• GIVEN INSTRUCTION:
Find every line in the records below that holds the word "Kông" and copy it.

• GIVEN DATA:
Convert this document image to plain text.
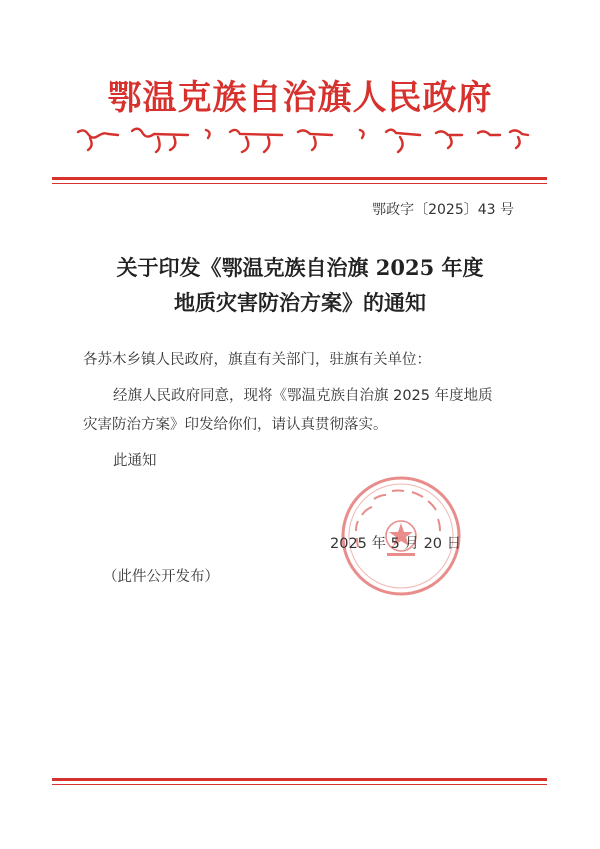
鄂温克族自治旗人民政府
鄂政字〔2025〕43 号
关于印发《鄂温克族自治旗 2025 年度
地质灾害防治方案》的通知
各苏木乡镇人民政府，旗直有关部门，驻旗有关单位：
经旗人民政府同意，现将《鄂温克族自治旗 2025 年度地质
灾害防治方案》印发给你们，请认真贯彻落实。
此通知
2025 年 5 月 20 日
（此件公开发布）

...

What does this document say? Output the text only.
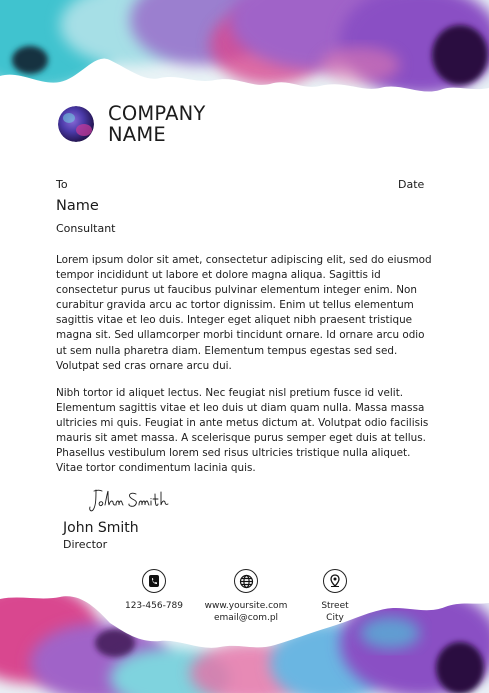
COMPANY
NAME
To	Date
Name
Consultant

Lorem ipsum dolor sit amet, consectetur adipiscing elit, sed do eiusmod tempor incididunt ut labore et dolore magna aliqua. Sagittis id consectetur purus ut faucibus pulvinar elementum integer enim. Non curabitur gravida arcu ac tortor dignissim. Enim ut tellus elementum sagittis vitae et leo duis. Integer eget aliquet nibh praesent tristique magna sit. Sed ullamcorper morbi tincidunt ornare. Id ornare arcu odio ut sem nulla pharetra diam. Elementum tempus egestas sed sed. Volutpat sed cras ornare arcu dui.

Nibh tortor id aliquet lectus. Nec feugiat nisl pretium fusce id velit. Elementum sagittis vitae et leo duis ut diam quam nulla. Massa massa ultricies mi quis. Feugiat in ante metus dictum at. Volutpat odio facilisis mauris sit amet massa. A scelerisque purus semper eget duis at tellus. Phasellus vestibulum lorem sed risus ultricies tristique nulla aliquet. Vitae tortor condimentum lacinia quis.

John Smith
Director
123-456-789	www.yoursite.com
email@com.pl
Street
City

---

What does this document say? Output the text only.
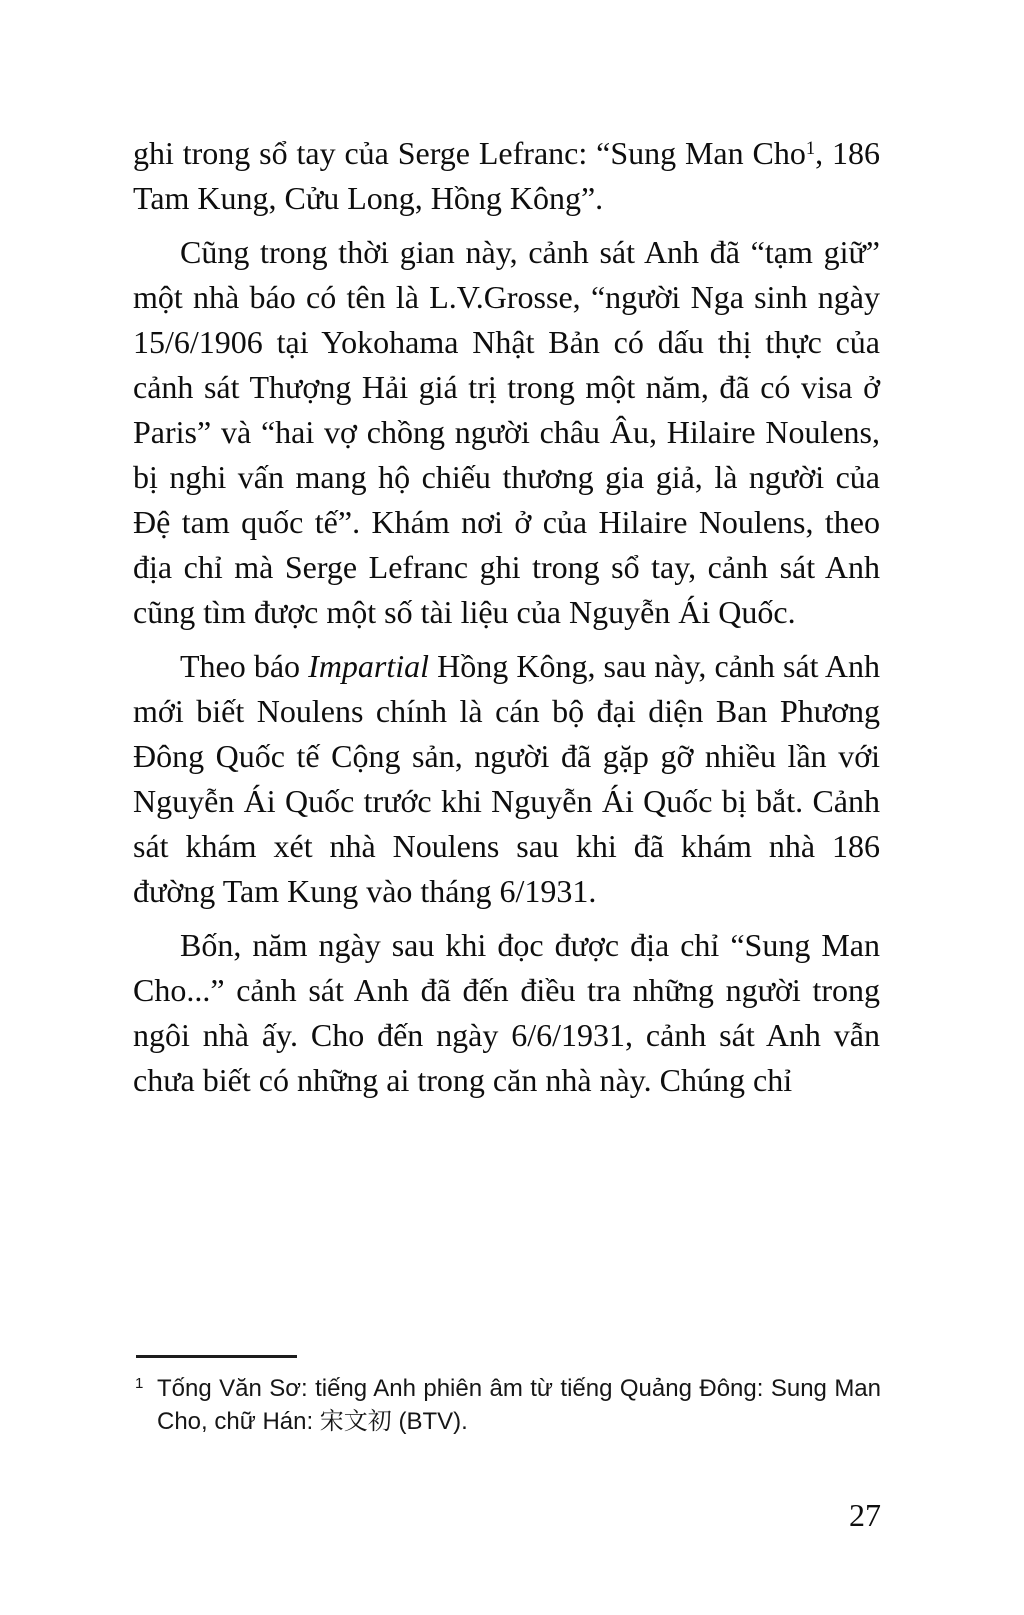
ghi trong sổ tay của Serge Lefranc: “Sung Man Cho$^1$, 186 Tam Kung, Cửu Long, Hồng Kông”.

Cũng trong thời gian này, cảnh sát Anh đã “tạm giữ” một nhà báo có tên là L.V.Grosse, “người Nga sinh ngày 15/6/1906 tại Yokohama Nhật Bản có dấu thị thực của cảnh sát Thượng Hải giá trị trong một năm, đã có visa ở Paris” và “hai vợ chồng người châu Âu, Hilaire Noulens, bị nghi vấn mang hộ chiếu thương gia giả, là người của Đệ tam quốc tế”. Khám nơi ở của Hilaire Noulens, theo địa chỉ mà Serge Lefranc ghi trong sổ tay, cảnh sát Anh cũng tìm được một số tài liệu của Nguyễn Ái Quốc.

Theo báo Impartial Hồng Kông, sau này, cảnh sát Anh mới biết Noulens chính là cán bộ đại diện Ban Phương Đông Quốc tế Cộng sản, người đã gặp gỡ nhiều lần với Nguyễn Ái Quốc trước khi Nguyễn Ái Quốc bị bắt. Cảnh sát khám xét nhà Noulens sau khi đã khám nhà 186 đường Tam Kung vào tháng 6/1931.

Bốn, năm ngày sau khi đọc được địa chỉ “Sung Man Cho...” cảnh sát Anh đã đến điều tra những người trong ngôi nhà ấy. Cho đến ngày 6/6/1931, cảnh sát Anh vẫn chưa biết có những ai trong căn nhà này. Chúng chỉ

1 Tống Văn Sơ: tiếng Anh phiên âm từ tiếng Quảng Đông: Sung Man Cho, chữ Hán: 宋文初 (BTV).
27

• SOLUTION FOR THIS TASK:
ghi trong sổ tay của Serge Lefranc: “Sung Man Cho$^1$, 186 Tam Kung, Cửu Long, Hồng Kông”.
Theo báo Impartial Hồng Kông, sau này, cảnh sát Anh mới biết Noulens chính là cán bộ đại diện Ban Phương Đông Quốc tế Cộng sản, người đã gặp gỡ nhiều lần với Nguyễn Ái Quốc trước khi Nguyễn Ái Quốc bị bắt. Cảnh sát khám xét nhà Noulens sau khi đã khám nhà 186 đường Tam Kung vào tháng 6/1931.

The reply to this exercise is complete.